Written instruction ::
Read the lines that follow and pick out every one containing the word "name".

Start

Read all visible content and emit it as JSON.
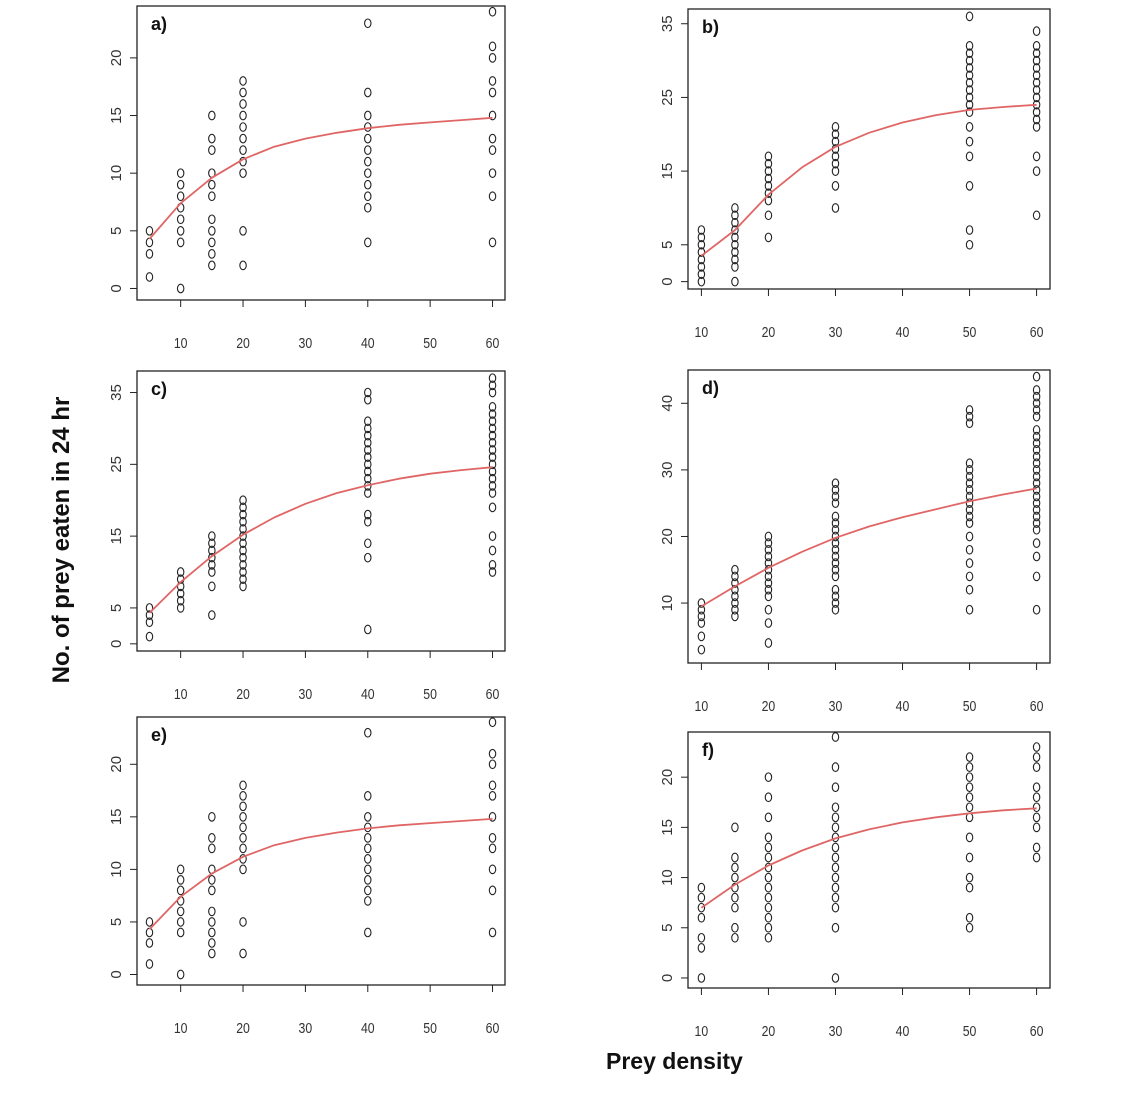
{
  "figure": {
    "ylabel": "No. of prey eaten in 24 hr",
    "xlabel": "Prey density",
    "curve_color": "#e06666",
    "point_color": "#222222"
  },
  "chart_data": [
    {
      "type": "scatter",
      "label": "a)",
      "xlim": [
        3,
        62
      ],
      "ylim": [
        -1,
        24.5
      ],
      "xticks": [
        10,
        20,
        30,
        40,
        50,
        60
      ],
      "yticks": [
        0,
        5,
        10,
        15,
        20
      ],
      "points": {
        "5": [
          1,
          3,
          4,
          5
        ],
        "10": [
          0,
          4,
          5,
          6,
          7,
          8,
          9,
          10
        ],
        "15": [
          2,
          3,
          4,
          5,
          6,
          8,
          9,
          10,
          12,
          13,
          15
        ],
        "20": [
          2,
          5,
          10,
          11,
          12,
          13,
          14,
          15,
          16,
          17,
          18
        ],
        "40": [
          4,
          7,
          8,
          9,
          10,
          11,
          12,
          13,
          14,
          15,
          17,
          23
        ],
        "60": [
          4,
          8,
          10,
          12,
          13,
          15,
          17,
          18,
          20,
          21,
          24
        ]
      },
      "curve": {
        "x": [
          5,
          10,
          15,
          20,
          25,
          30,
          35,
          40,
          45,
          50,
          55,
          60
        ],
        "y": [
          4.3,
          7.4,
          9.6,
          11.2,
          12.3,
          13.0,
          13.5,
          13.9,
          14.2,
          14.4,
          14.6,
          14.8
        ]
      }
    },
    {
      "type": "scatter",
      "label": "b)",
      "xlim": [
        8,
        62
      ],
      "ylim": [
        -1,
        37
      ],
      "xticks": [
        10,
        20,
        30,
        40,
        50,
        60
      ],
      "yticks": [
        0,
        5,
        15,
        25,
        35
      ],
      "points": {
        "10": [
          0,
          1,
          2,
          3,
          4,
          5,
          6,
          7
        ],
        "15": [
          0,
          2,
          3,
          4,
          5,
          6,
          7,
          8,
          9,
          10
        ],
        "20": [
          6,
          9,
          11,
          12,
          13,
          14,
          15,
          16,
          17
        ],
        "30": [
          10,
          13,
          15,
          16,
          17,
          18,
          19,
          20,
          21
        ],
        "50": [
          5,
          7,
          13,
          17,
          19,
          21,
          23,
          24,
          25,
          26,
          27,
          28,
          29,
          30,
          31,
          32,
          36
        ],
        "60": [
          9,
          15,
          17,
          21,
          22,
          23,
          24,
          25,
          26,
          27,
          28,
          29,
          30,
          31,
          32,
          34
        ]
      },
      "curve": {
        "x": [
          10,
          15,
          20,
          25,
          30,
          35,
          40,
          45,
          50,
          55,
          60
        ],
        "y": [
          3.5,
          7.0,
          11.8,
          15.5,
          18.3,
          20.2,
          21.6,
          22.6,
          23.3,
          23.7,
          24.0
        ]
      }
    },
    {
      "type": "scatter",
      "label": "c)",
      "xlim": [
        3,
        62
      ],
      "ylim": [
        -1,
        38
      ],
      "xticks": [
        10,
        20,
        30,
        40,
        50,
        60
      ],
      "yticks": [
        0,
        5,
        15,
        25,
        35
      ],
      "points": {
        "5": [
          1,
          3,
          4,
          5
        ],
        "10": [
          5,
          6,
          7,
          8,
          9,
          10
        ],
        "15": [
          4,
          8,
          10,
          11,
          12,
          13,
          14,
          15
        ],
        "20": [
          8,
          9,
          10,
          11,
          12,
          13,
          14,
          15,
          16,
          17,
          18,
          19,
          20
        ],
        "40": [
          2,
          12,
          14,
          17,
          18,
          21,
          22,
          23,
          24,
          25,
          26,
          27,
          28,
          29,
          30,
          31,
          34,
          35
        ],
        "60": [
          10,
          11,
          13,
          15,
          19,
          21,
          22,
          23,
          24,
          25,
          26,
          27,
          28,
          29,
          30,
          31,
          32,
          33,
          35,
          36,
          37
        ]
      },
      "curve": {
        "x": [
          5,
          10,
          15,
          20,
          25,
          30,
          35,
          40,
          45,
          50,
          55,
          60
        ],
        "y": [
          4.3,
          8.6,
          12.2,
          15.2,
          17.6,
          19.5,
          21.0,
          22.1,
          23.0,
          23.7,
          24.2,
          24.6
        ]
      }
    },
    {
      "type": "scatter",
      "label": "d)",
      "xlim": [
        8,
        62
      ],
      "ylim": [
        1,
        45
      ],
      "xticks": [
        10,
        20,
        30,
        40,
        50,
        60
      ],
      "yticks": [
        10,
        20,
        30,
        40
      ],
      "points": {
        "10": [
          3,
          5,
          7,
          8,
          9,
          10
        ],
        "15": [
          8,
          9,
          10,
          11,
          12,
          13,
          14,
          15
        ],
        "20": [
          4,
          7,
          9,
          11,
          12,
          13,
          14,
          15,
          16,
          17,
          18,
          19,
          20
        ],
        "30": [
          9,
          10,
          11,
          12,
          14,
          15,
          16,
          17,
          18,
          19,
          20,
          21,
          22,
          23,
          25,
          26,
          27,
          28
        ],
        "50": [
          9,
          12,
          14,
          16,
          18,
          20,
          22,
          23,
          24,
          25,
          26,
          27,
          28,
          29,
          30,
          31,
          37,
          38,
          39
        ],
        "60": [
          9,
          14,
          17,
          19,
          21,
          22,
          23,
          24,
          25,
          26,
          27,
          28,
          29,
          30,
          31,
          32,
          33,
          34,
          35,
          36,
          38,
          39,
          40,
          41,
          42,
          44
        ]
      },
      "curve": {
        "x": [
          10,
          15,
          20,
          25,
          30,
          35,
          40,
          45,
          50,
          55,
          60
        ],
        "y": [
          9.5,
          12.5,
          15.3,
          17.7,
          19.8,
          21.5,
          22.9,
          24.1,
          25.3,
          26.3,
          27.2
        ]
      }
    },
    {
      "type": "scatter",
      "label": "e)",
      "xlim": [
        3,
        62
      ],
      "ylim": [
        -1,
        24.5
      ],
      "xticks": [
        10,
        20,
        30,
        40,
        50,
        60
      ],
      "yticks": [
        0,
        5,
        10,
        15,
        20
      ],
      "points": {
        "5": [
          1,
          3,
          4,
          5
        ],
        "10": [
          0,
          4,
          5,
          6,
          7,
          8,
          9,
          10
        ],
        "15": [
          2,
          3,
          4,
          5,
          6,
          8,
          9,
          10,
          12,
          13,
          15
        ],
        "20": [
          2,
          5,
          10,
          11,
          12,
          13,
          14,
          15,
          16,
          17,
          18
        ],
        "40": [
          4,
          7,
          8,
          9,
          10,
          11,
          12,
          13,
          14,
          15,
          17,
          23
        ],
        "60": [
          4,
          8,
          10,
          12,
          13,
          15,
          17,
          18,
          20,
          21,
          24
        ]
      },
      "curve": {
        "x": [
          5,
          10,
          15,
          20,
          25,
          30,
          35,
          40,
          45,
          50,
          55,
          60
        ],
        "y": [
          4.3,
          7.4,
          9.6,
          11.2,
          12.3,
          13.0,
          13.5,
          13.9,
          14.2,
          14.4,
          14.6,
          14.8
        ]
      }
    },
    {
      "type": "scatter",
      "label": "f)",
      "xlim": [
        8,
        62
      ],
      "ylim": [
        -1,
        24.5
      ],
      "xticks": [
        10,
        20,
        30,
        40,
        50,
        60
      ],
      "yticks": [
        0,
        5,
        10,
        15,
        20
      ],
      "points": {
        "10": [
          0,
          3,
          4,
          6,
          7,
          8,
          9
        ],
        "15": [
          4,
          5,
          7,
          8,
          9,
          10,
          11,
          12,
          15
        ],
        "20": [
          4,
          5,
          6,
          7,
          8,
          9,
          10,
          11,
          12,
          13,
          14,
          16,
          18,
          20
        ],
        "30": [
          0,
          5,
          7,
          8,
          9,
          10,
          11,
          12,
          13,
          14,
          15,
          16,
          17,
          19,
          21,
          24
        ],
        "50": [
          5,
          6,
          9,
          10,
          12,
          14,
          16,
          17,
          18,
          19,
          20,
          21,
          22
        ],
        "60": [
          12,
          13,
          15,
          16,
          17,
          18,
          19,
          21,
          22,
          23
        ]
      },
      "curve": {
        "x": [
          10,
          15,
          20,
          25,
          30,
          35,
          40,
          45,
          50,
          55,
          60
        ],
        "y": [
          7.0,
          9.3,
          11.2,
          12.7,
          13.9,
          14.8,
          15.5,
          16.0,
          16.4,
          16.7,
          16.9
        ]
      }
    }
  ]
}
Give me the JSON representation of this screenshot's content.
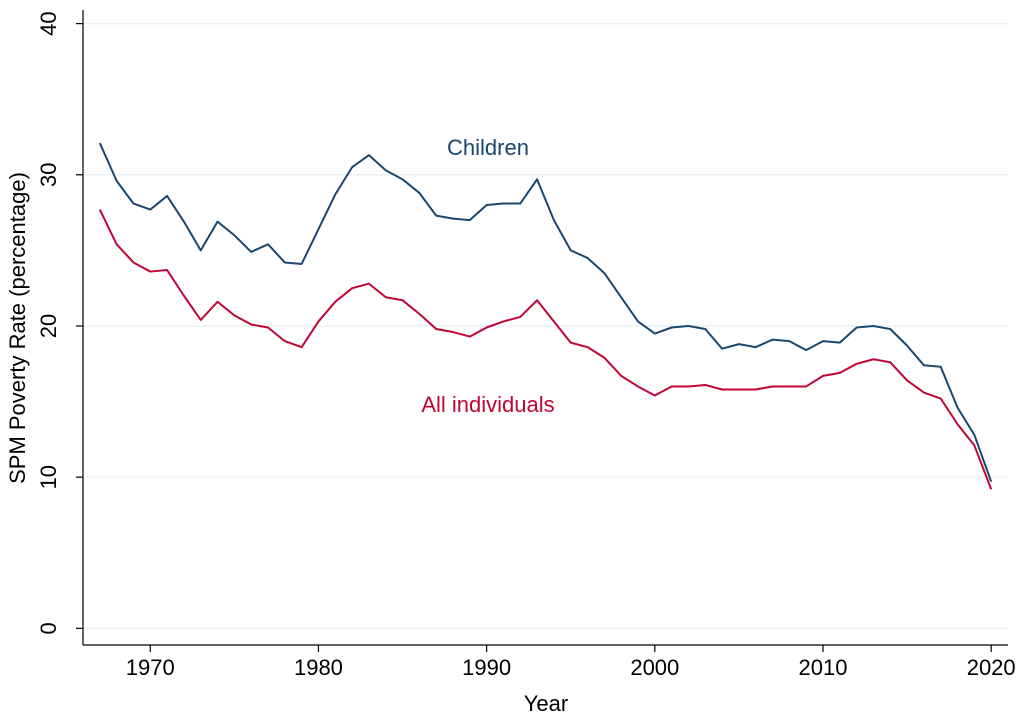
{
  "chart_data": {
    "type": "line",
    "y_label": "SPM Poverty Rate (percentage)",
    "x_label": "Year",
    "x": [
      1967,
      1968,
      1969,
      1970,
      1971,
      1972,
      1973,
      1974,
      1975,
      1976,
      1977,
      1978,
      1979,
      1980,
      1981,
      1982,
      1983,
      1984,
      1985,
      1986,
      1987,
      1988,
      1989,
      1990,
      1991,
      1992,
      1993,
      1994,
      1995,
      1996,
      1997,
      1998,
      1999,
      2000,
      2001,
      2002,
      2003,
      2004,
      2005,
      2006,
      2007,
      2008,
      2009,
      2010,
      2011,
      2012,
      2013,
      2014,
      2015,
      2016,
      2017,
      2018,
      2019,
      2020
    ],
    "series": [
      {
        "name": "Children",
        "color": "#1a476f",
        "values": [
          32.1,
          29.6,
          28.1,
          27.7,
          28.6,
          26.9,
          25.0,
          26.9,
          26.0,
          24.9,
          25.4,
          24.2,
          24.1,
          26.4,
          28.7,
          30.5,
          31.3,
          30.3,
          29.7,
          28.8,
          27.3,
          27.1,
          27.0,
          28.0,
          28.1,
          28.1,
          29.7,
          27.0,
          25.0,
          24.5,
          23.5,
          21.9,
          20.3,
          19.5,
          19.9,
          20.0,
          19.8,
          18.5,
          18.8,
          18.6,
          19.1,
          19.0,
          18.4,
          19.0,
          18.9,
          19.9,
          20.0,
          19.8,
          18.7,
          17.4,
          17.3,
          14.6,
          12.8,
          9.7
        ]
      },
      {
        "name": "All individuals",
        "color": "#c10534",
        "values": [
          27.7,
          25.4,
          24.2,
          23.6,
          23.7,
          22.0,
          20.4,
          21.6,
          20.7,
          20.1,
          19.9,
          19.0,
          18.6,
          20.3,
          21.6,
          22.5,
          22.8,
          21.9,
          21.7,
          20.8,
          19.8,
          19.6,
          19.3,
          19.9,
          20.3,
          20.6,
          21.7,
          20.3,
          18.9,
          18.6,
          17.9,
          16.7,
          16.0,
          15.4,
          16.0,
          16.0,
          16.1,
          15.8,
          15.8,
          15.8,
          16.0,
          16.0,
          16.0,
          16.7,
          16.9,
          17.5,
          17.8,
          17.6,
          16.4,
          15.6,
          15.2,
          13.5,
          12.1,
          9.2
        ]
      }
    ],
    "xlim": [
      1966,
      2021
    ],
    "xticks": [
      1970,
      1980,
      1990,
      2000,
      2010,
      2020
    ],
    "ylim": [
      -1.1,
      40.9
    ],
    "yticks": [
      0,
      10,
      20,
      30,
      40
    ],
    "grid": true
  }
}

End

Written answer ::
        "name": "Children",
        "name": "All individuals",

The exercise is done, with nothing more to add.